Aim of the exercise –
Check each line of the material. Copy those containing "SHONENGAHOSHA".
+ + +
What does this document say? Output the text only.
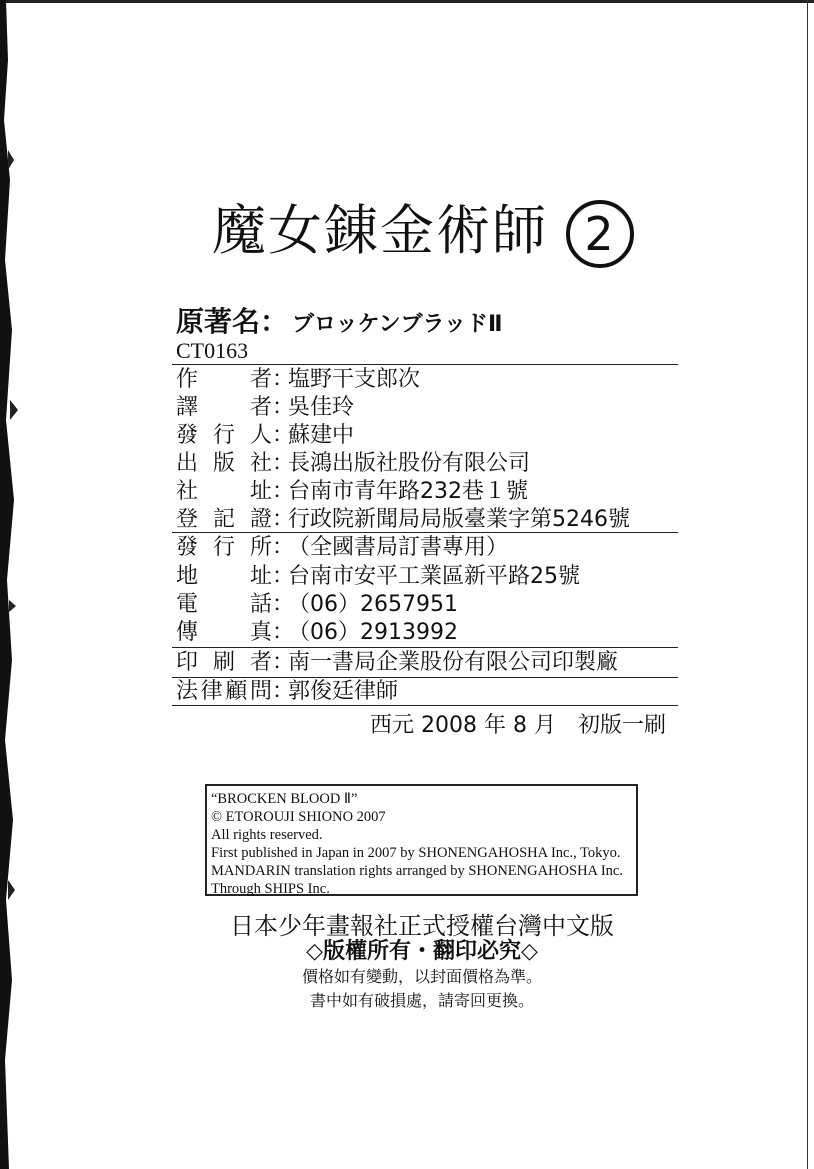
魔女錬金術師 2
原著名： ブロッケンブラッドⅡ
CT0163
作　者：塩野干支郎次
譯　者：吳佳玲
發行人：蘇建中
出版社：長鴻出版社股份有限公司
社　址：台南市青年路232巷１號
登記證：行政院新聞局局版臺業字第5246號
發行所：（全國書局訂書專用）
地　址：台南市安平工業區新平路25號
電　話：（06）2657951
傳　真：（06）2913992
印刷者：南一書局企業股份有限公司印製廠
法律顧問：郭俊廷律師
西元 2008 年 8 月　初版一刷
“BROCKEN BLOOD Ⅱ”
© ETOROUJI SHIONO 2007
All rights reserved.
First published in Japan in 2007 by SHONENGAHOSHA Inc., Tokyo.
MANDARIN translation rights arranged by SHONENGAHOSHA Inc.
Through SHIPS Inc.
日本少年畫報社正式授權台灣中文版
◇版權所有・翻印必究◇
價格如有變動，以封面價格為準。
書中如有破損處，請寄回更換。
+ + +
Task solution –
First published in Japan in 2007 by SHONENGAHOSHA Inc., Tokyo.
MANDARIN translation rights arranged by SHONENGAHOSHA Inc.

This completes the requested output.